- **What is asked**: Hunt for the word "OrderID" across the entries below, copying each line that holds it.

- **Source material**:
____

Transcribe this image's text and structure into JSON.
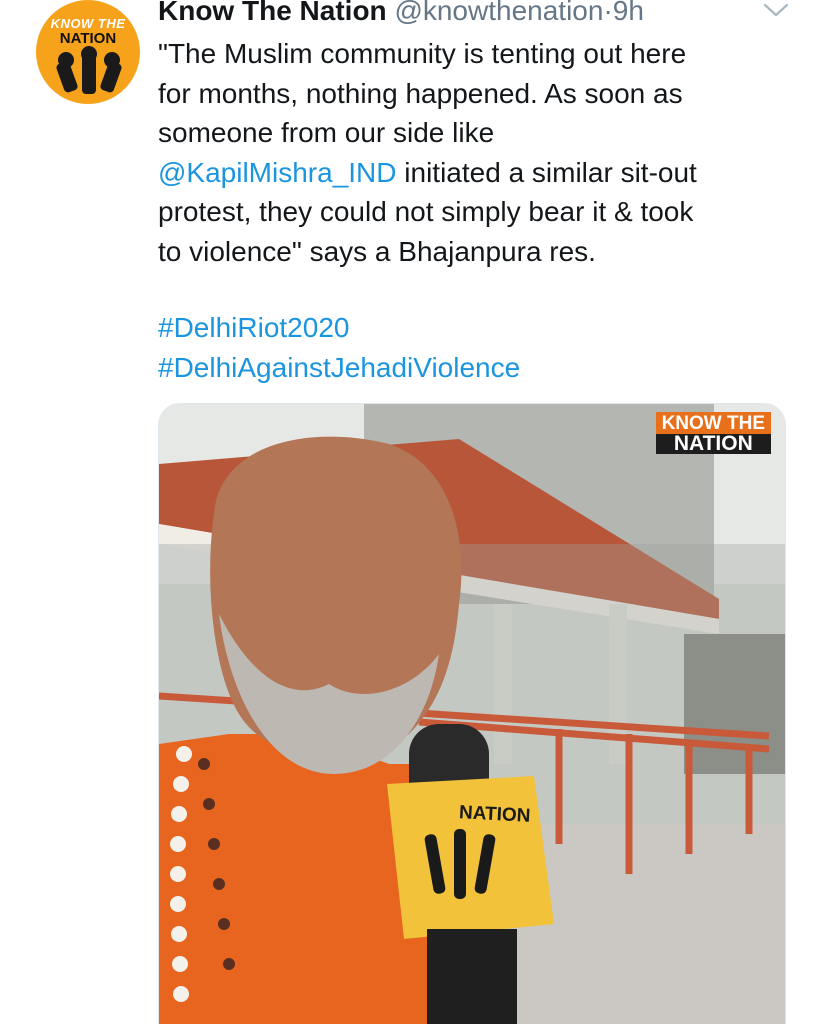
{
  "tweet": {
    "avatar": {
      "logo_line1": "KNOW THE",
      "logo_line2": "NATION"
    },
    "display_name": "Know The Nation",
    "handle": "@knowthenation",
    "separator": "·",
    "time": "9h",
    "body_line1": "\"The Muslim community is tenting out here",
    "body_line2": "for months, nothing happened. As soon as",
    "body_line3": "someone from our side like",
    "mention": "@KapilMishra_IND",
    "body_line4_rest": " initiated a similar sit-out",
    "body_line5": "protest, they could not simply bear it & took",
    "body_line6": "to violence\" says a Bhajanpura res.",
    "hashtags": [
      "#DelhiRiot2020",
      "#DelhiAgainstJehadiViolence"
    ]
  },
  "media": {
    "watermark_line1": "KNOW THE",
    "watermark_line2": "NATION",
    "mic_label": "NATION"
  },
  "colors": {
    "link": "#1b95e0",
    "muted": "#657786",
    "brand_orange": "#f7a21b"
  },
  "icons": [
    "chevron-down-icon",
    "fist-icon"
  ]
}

____

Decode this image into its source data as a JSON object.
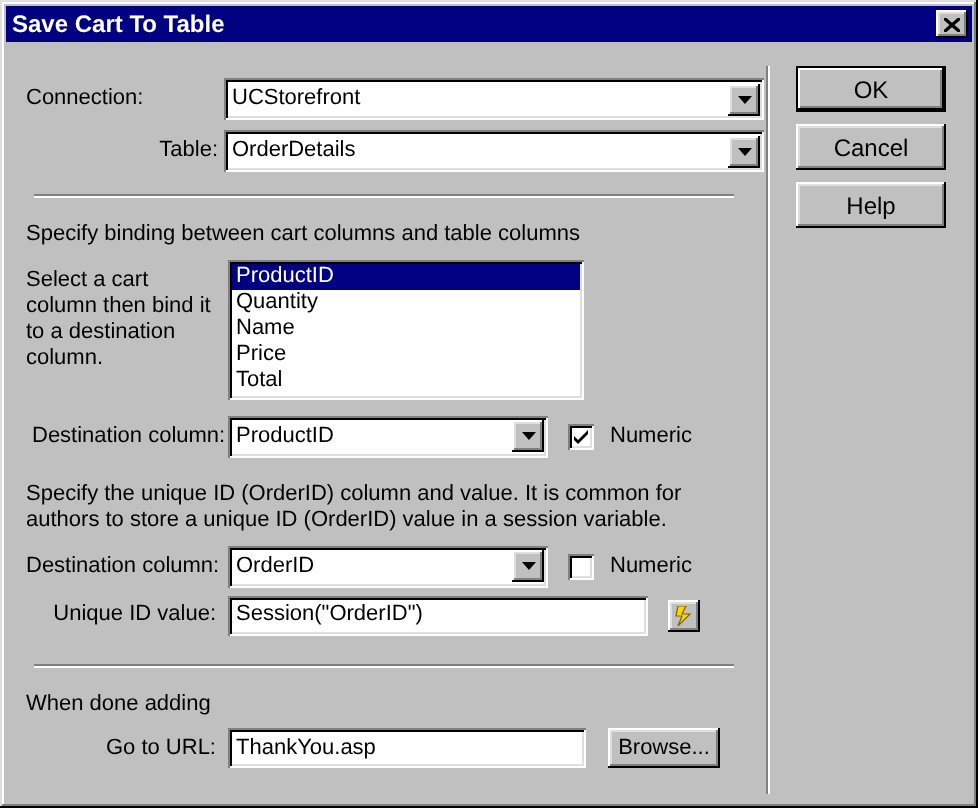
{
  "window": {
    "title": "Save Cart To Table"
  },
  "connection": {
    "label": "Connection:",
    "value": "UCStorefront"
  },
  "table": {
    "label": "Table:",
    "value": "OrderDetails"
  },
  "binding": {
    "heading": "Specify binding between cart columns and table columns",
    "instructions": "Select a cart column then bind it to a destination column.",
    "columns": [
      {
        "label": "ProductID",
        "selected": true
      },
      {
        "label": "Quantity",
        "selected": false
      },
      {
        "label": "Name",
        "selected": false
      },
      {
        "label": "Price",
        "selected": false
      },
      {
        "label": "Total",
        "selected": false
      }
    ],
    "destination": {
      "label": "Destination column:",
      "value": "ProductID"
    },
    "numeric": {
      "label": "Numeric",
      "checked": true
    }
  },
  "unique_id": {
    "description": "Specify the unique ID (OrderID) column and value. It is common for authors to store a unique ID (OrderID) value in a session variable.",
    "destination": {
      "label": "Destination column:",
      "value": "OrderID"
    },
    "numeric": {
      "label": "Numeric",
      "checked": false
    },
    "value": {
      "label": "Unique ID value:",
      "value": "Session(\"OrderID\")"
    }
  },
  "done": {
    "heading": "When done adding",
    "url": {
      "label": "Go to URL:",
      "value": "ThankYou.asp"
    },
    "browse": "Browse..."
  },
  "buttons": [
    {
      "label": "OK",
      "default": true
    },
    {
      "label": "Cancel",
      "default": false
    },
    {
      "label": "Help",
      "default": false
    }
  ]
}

____

- **Result of the exercise**:
    "description": "Specify the unique ID (OrderID) column and value. It is common for authors to store a unique ID (OrderID) value in a session variable.",
      "value": "OrderID"
      "value": "Session(\"OrderID\")"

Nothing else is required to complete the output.